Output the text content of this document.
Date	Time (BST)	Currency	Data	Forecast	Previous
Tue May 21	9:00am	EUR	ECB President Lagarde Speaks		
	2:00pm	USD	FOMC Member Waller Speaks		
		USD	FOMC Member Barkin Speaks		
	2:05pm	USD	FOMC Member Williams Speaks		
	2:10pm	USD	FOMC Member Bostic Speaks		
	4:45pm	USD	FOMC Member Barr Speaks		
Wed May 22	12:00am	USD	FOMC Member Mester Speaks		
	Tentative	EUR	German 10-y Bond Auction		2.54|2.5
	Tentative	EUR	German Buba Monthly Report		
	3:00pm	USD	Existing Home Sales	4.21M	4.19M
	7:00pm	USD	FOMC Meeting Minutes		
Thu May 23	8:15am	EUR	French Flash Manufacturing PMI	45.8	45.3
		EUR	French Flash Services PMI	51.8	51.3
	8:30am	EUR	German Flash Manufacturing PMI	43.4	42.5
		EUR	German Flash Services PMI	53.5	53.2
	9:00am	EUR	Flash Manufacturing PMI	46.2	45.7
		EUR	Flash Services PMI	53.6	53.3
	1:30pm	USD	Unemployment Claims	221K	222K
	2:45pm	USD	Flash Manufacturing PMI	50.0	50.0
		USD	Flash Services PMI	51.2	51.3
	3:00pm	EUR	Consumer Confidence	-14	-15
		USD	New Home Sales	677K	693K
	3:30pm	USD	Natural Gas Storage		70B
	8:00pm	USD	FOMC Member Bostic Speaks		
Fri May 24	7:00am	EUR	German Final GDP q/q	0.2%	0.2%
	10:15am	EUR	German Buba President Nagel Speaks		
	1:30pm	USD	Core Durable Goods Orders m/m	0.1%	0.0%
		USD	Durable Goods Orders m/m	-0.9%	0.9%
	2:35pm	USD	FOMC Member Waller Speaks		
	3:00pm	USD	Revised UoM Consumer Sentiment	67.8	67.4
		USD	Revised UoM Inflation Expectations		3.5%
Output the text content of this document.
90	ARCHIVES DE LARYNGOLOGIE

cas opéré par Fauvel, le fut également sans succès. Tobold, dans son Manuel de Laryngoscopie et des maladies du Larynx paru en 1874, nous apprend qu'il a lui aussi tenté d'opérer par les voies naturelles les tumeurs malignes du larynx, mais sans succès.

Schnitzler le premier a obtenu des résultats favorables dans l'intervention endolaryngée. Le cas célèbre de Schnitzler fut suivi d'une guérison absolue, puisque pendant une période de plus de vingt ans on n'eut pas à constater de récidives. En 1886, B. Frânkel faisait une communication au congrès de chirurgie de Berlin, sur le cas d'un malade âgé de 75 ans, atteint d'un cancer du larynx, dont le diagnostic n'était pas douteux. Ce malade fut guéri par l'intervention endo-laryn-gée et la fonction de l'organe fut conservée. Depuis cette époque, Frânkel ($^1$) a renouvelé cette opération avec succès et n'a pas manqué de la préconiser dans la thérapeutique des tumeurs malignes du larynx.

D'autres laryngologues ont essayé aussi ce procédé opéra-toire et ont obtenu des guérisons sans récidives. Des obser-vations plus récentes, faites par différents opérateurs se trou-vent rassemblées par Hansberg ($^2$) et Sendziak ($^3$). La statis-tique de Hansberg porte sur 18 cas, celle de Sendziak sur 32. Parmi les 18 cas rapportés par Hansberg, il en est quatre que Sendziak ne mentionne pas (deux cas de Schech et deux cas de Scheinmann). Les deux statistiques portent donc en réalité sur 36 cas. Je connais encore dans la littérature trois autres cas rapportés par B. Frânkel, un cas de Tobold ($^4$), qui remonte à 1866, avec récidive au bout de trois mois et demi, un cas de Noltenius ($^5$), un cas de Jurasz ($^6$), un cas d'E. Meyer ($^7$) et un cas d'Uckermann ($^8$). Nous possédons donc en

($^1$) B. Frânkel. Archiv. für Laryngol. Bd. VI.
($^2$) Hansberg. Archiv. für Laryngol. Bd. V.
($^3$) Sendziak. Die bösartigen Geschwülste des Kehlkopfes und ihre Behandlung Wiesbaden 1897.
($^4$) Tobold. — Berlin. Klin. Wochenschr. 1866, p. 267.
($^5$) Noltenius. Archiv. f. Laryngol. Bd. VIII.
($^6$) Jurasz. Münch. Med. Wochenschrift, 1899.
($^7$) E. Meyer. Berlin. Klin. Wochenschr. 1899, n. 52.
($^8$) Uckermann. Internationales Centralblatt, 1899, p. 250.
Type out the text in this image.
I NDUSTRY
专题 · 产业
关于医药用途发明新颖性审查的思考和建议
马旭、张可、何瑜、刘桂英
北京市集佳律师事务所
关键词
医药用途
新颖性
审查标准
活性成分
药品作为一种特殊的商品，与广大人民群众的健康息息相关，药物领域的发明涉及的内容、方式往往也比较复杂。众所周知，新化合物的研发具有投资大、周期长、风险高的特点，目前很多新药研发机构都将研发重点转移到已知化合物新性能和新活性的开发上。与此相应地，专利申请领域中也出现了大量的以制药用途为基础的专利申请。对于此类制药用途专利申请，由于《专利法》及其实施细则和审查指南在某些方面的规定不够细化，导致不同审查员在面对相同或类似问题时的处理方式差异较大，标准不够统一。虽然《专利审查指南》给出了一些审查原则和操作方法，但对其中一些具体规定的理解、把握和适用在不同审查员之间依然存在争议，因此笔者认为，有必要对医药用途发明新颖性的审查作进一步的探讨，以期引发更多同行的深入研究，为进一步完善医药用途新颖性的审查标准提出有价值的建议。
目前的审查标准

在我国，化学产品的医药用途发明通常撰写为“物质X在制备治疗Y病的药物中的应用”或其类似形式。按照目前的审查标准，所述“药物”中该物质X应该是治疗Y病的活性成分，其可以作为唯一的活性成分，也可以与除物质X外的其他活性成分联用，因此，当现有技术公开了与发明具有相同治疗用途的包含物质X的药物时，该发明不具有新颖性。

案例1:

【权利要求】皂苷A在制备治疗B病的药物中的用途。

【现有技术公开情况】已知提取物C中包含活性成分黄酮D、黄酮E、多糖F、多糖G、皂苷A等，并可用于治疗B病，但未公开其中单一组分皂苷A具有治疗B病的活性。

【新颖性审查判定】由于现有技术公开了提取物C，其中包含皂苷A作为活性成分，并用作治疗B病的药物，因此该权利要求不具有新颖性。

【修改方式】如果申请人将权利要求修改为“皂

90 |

WHAT THE TASK REQUIRES:
Output all of the material, please, exactly as it stands.

COMPLETE OUTPUT:
Output the text content of this document.
Date	Time (BST)	Currency	Data	Forecast	Previous
Tue May 21	9:00am	EUR	ECB President Lagarde Speaks		
	2:00pm	USD	FOMC Member Waller Speaks		
		USD	FOMC Member Barkin Speaks		
	2:05pm	USD	FOMC Member Williams Speaks		
	2:10pm	USD	FOMC Member Bostic Speaks		
	4:45pm	USD	FOMC Member Barr Speaks		
Wed May 22	12:00am	USD	FOMC Member Mester Speaks		
	Tentative	EUR	German 10-y Bond Auction		2.54|2.5
	Tentative	EUR	German Buba Monthly Report		
	3:00pm	USD	Existing Home Sales	4.21M	4.19M
	7:00pm	USD	FOMC Meeting Minutes		
Thu May 23	8:15am	EUR	French Flash Manufacturing PMI	45.8	45.3
		EUR	French Flash Services PMI	51.8	51.3
	8:30am	EUR	German Flash Manufacturing PMI	43.4	42.5
		EUR	German Flash Services PMI	53.5	53.2
	9:00am	EUR	Flash Manufacturing PMI	46.2	45.7
		EUR	Flash Services PMI	53.6	53.3
	1:30pm	USD	Unemployment Claims	221K	222K
	2:45pm	USD	Flash Manufacturing PMI	50.0	50.0
		USD	Flash Services PMI	51.2	51.3
	3:00pm	EUR	Consumer Confidence	-14	-15
		USD	New Home Sales	677K	693K
	3:30pm	USD	Natural Gas Storage		70B
	8:00pm	USD	FOMC Member Bostic Speaks		
Fri May 24	7:00am	EUR	German Final GDP q/q	0.2%	0.2%
	10:15am	EUR	German Buba President Nagel Speaks		
	1:30pm	USD	Core Durable Goods Orders m/m	0.1%	0.0%
		USD	Durable Goods Orders m/m	-0.9%	0.9%
	2:35pm	USD	FOMC Member Waller Speaks		
	3:00pm	USD	Revised UoM Consumer Sentiment	67.8	67.4
		USD	Revised UoM Inflation Expectations		3.5%
Output the text content of this document.
90	ARCHIVES DE LARYNGOLOGIE

cas opéré par Fauvel, le fut également sans succès. Tobold, dans son Manuel de Laryngoscopie et des maladies du Larynx paru en 1874, nous apprend qu'il a lui aussi tenté d'opérer par les voies naturelles les tumeurs malignes du larynx, mais sans succès.

Schnitzler le premier a obtenu des résultats favorables dans l'intervention endolaryngée. Le cas célèbre de Schnitzler fut suivi d'une guérison absolue, puisque pendant une période de plus de vingt ans on n'eut pas à constater de récidives. En 1886, B. Frânkel faisait une communication au congrès de chirurgie de Berlin, sur le cas d'un malade âgé de 75 ans, atteint d'un cancer du larynx, dont le diagnostic n'était pas douteux. Ce malade fut guéri par l'intervention endo-laryn-gée et la fonction de l'organe fut conservée. Depuis cette époque, Frânkel ($^1$) a renouvelé cette opération avec succès et n'a pas manqué de la préconiser dans la thérapeutique des tumeurs malignes du larynx.

D'autres laryngologues ont essayé aussi ce procédé opéra-toire et ont obtenu des guérisons sans récidives. Des obser-vations plus récentes, faites par différents opérateurs se trou-vent rassemblées par Hansberg ($^2$) et Sendziak ($^3$). La statis-tique de Hansberg porte sur 18 cas, celle de Sendziak sur 32. Parmi les 18 cas rapportés par Hansberg, il en est quatre que Sendziak ne mentionne pas (deux cas de Schech et deux cas de Scheinmann). Les deux statistiques portent donc en réalité sur 36 cas. Je connais encore dans la littérature trois autres cas rapportés par B. Frânkel, un cas de Tobold ($^4$), qui remonte à 1866, avec récidive au bout de trois mois et demi, un cas de Noltenius ($^5$), un cas de Jurasz ($^6$), un cas d'E. Meyer ($^7$) et un cas d'Uckermann ($^8$). Nous possédons donc en

($^1$) B. Frânkel. Archiv. für Laryngol. Bd. VI.
($^2$) Hansberg. Archiv. für Laryngol. Bd. V.
($^3$) Sendziak. Die bösartigen Geschwülste des Kehlkopfes und ihre Behandlung Wiesbaden 1897.
($^4$) Tobold. — Berlin. Klin. Wochenschr. 1866, p. 267.
($^5$) Noltenius. Archiv. f. Laryngol. Bd. VIII.
($^6$) Jurasz. Münch. Med. Wochenschrift, 1899.
($^7$) E. Meyer. Berlin. Klin. Wochenschr. 1899, n. 52.
($^8$) Uckermann. Internationales Centralblatt, 1899, p. 250.
Type out the text in this image.
I NDUSTRY
专题 · 产业
关于医药用途发明新颖性审查的思考和建议
马旭、张可、何瑜、刘桂英
北京市集佳律师事务所
关键词
医药用途
新颖性
审查标准
活性成分
药品作为一种特殊的商品，与广大人民群众的健康息息相关，药物领域的发明涉及的内容、方式往往也比较复杂。众所周知，新化合物的研发具有投资大、周期长、风险高的特点，目前很多新药研发机构都将研发重点转移到已知化合物新性能和新活性的开发上。与此相应地，专利申请领域中也出现了大量的以制药用途为基础的专利申请。对于此类制药用途专利申请，由于《专利法》及其实施细则和审查指南在某些方面的规定不够细化，导致不同审查员在面对相同或类似问题时的处理方式差异较大，标准不够统一。虽然《专利审查指南》给出了一些审查原则和操作方法，但对其中一些具体规定的理解、把握和适用在不同审查员之间依然存在争议，因此笔者认为，有必要对医药用途发明新颖性的审查作进一步的探讨，以期引发更多同行的深入研究，为进一步完善医药用途新颖性的审查标准提出有价值的建议。
目前的审查标准

在我国，化学产品的医药用途发明通常撰写为“物质X在制备治疗Y病的药物中的应用”或其类似形式。按照目前的审查标准，所述“药物”中该物质X应该是治疗Y病的活性成分，其可以作为唯一的活性成分，也可以与除物质X外的其他活性成分联用，因此，当现有技术公开了与发明具有相同治疗用途的包含物质X的药物时，该发明不具有新颖性。

案例1:

【权利要求】皂苷A在制备治疗B病的药物中的用途。

【现有技术公开情况】已知提取物C中包含活性成分黄酮D、黄酮E、多糖F、多糖G、皂苷A等，并可用于治疗B病，但未公开其中单一组分皂苷A具有治疗B病的活性。

【新颖性审查判定】由于现有技术公开了提取物C，其中包含皂苷A作为活性成分，并用作治疗B病的药物，因此该权利要求不具有新颖性。

【修改方式】如果申请人将权利要求修改为“皂

90 |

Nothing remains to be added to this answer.